Requirements >>
Scan the data. Collect each line that contains the word "Registration".

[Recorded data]
__________

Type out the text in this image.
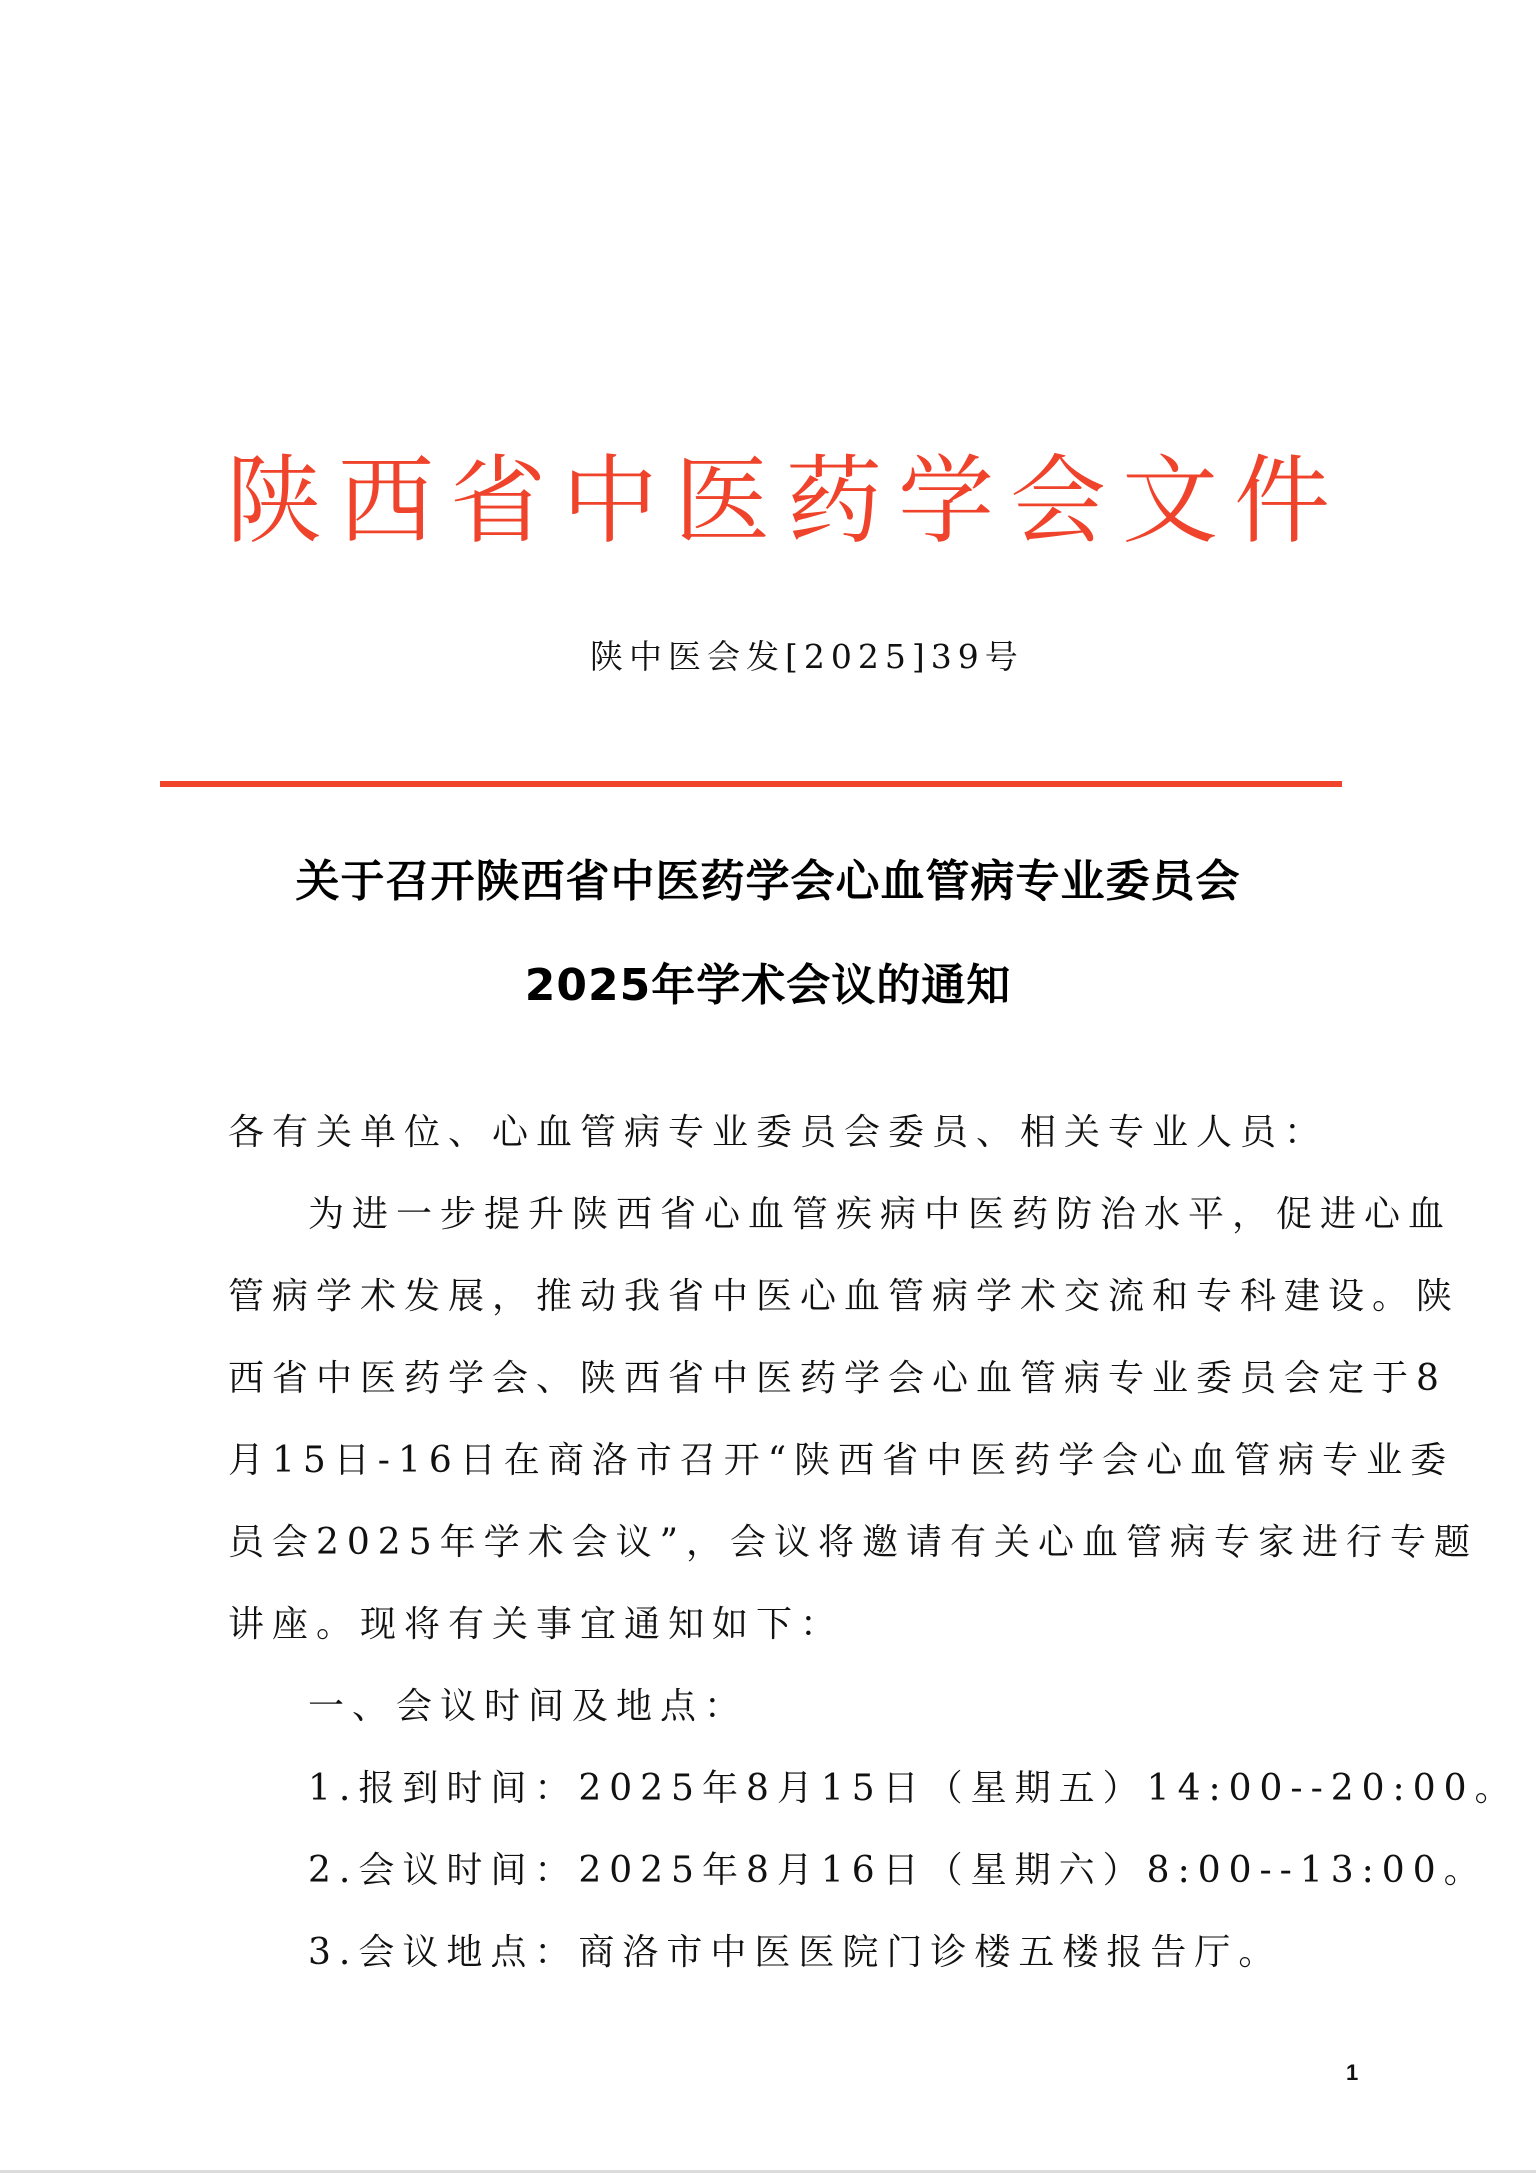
陕西省中医药学会文件
陕中医会发[2025]39号
关于召开陕西省中医药学会心血管病专业委员会
2025年学术会议的通知
各有关单位、心血管病专业委员会委员、相关专业人员：
为进一步提升陕西省心血管疾病中医药防治水平，促进心血
管病学术发展，推动我省中医心血管病学术交流和专科建设。陕
西省中医药学会、陕西省中医药学会心血管病专业委员会定于8
月15日-16日在商洛市召开“陕西省中医药学会心血管病专业委
员会2025年学术会议”，会议将邀请有关心血管病专家进行专题
讲座。现将有关事宜通知如下：
一、会议时间及地点：
1.报到时间：2025年8月15日（星期五）14:00--20:00。
2.会议时间：2025年8月16日（星期六）8:00--13:00。
3.会议地点：商洛市中医医院门诊楼五楼报告厅。
1
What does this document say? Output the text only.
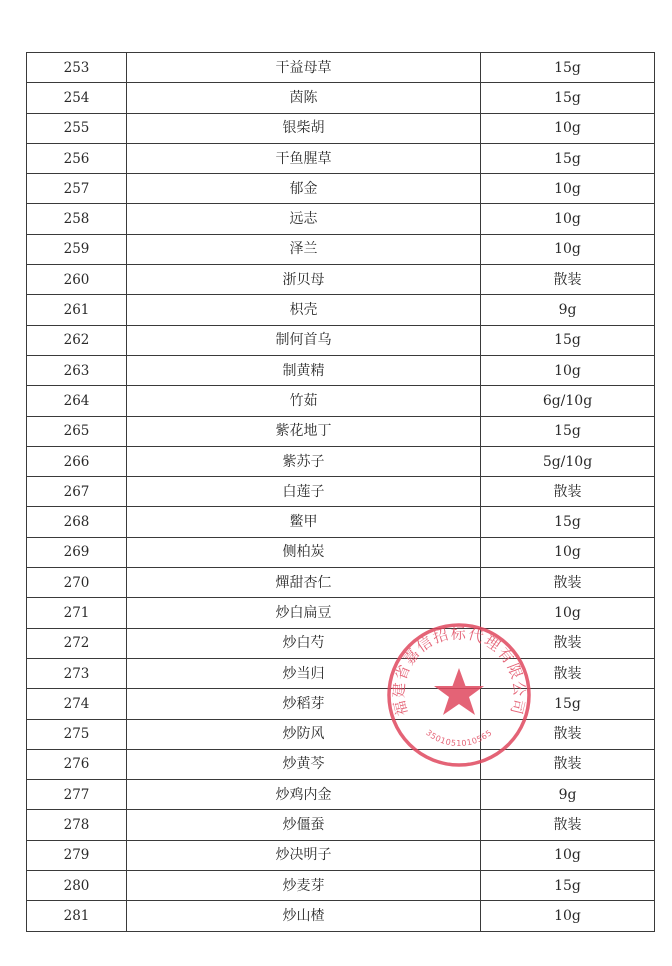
253	干益母草	15g
254	茵陈	15g
255	银柴胡	10g
256	干鱼腥草	15g
257	郁金	10g
258	远志	10g
259	泽兰	10g
260	浙贝母	散装
261	枳壳	9g
262	制何首乌	15g
263	制黄精	10g
264	竹茹	6g/10g
265	紫花地丁	15g
266	紫苏子	5g/10g
267	白莲子	散装
268	鳖甲	15g
269	侧柏炭	10g
270	燀甜杏仁	散装
271	炒白扁豆	10g
272	炒白芍	散装
273	炒当归	散装
274	炒稻芽	15g
275	炒防风	散装
276	炒黄芩	散装
277	炒鸡内金	9g
278	炒僵蚕	散装
279	炒决明子	10g
280	炒麦芽	15g
281	炒山楂	10g
福建省嘉信招标代理有限公司
3501051010565
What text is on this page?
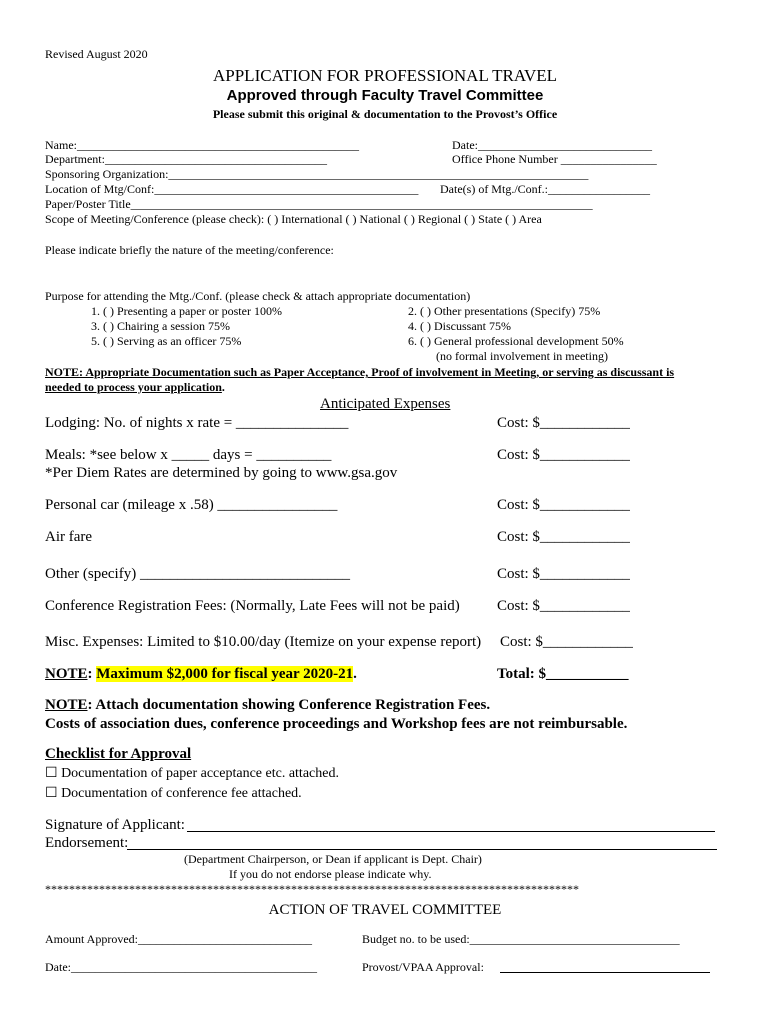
Revised August 2020
APPLICATION FOR PROFESSIONAL TRAVEL
Approved through Faculty Travel Committee
Please submit this original & documentation to the Provost’s Office
Name:_______________________________________________	Date:_____________________________
Department:_____________________________________	Office Phone Number ________________
Sponsoring Organization:______________________________________________________________________
Location of Mtg/Conf:____________________________________________ Date(s) of Mtg./Conf.:_________________
Paper/Poster Title_____________________________________________________________________________
Scope of Meeting/Conference (please check): ( ) International ( ) National ( ) Regional ( ) State ( ) Area
Please indicate briefly the nature of the meeting/conference:
Purpose for attending the Mtg./Conf. (please check & attach appropriate documentation)
1. ( ) Presenting a paper or poster 100%	2. ( ) Other presentations (Specify) 75%
3. ( ) Chairing a session 75%	4. ( ) Discussant 75%
5. ( ) Serving as an officer 75%	6. ( ) General professional development 50%
(no formal involvement in meeting)
NOTE: Appropriate Documentation such as Paper Acceptance, Proof of involvement in Meeting, or serving as discussant is
needed to process your application.
Anticipated Expenses
Lodging: No. of nights x rate = _______________	Cost: $____________
Meals: *see below x _____ days = __________	Cost: $____________
*Per Diem Rates are determined by going to www.gsa.gov
Personal car (mileage x .58) ________________	Cost: $____________
Air fare	Cost: $____________
Other (specify) ____________________________	Cost: $____________
Conference Registration Fees: (Normally, Late Fees will not be paid) Cost: $____________
Misc. Expenses: Limited to $10.00/day (Itemize on your expense report) Cost: $____________
NOTE: Maximum $2,000 for fiscal year 2020-21.	Total: $___________
NOTE: Attach documentation showing Conference Registration Fees.
Costs of association dues, conference proceedings and Workshop fees are not reimbursable.
Checklist for Approval
☐ Documentation of paper acceptance etc. attached.
☐ Documentation of conference fee attached.
Signature of Applicant:
Endorsement:
(Department Chairperson, or Dean if applicant is Dept. Chair)
If you do not endorse please indicate why.
*****************************************************************************************
ACTION OF TRAVEL COMMITTEE
Amount Approved:_____________________________	Budget no. to be used:___________________________________
Date:_________________________________________	Provost/VPAA Approval:
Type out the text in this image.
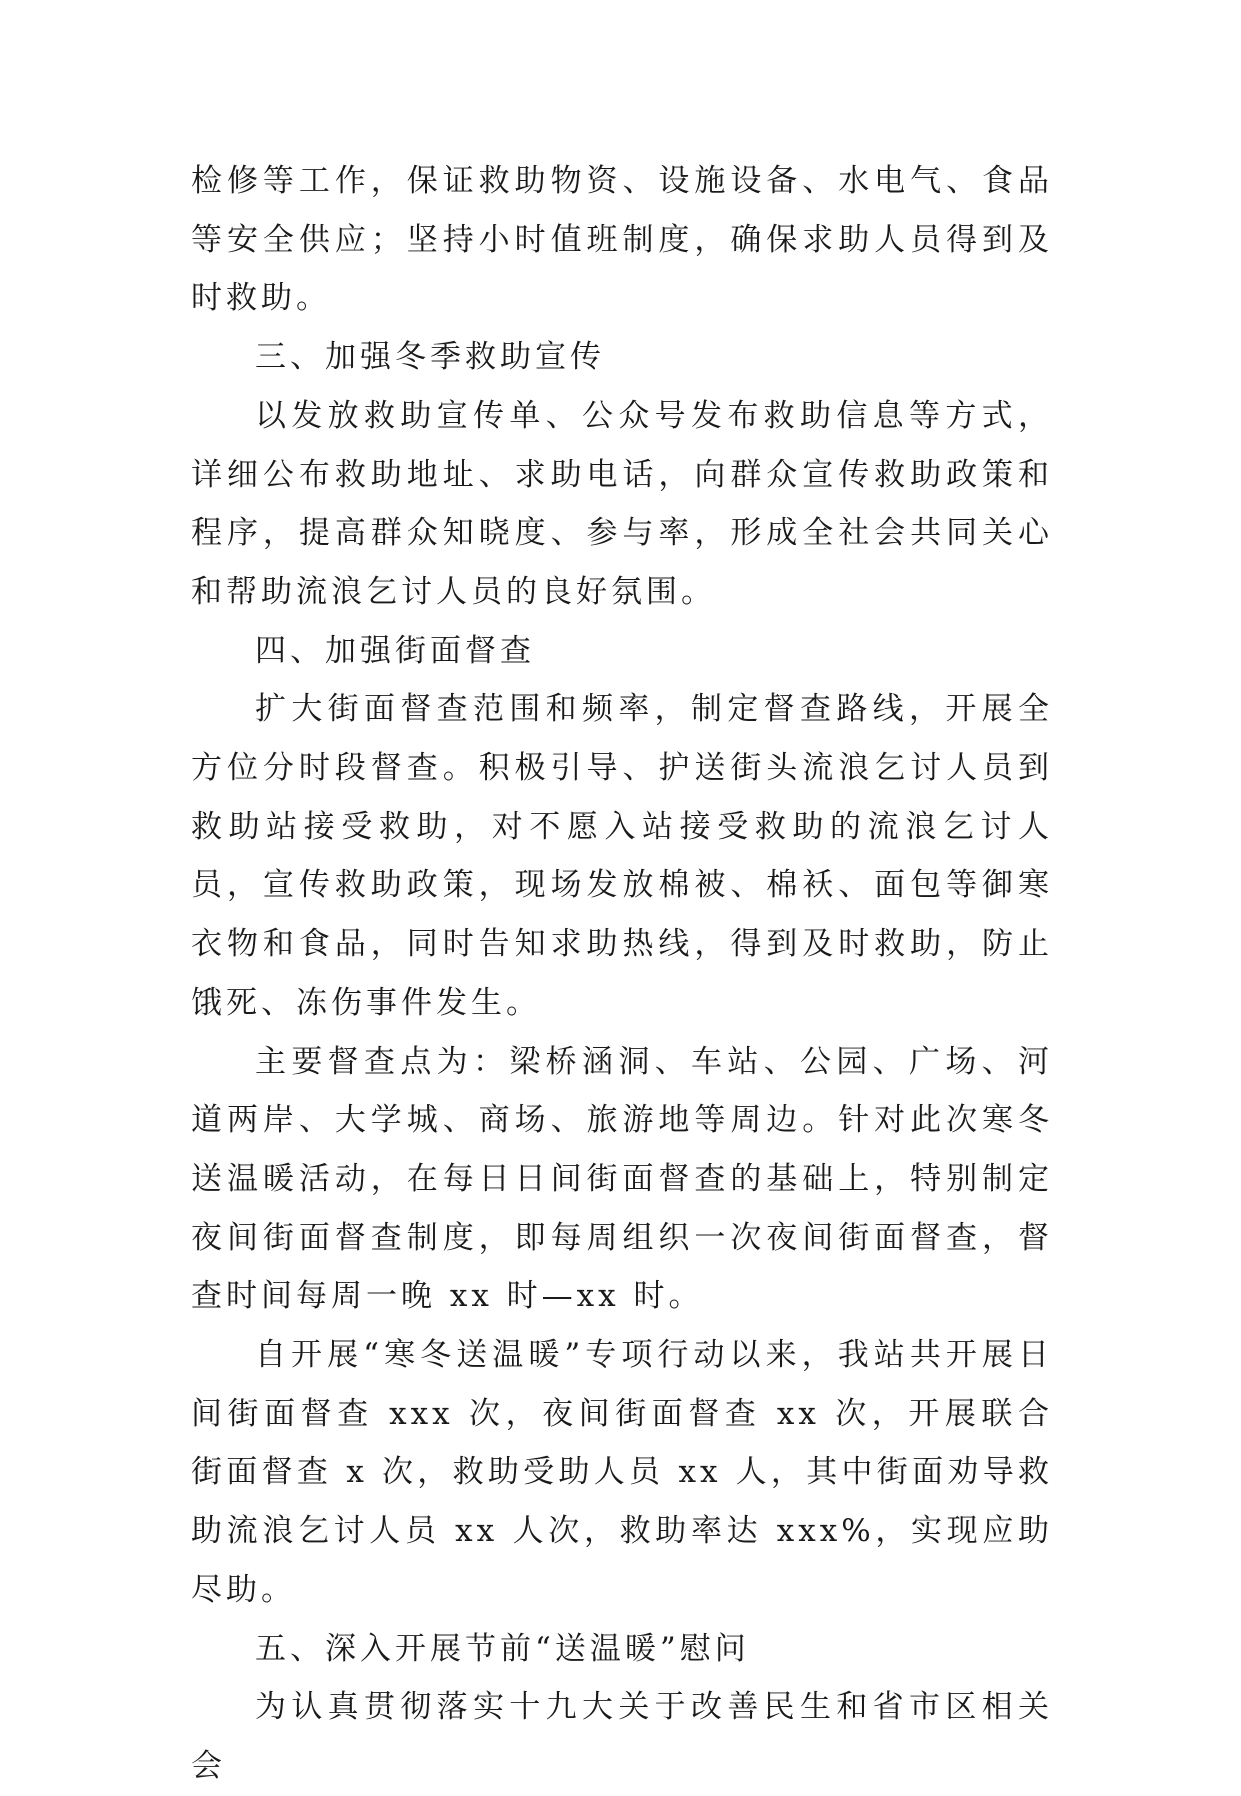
检修等工作，保证救助物资、设施设备、水电气、食品等安全供应；坚持小时值班制度，确保求助人员得到及时救助。

三、加强冬季救助宣传

以发放救助宣传单、公众号发布救助信息等方式，详细公布救助地址、求助电话，向群众宣传救助政策和程序，提高群众知晓度、参与率，形成全社会共同关心和帮助流浪乞讨人员的良好氛围。

四、加强街面督查

扩大街面督查范围和频率，制定督查路线，开展全方位分时段督查。积极引导、护送街头流浪乞讨人员到救助站接受救助，对不愿入站接受救助的流浪乞讨人员，宣传救助政策，现场发放棉被、棉袄、面包等御寒衣物和食品，同时告知求助热线，得到及时救助，防止饿死、冻伤事件发生。

主要督查点为：梁桥涵洞、车站、公园、广场、河道两岸、大学城、商场、旅游地等周边。针对此次寒冬送温暖活动，在每日日间街面督查的基础上，特别制定夜间街面督查制度，即每周组织一次夜间街面督查，督查时间每周一晚 xx 时—xx 时。

自开展“寒冬送温暖”专项行动以来，我站共开展日间街面督查 xxx 次，夜间街面督查 xx 次，开展联合街面督查 x 次，救助受助人员 xx 人，其中街面劝导救助流浪乞讨人员 xx 人次，救助率达 xxx%，实现应助尽助。

五、深入开展节前“送温暖”慰问

为认真贯彻落实十九大关于改善民生和省市区相关会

__________

Response to the task >>
Conference Registration Fees: (Normally, Late Fees will not be paid) Cost: $____________
NOTE: Attach documentation showing Conference Registration Fees.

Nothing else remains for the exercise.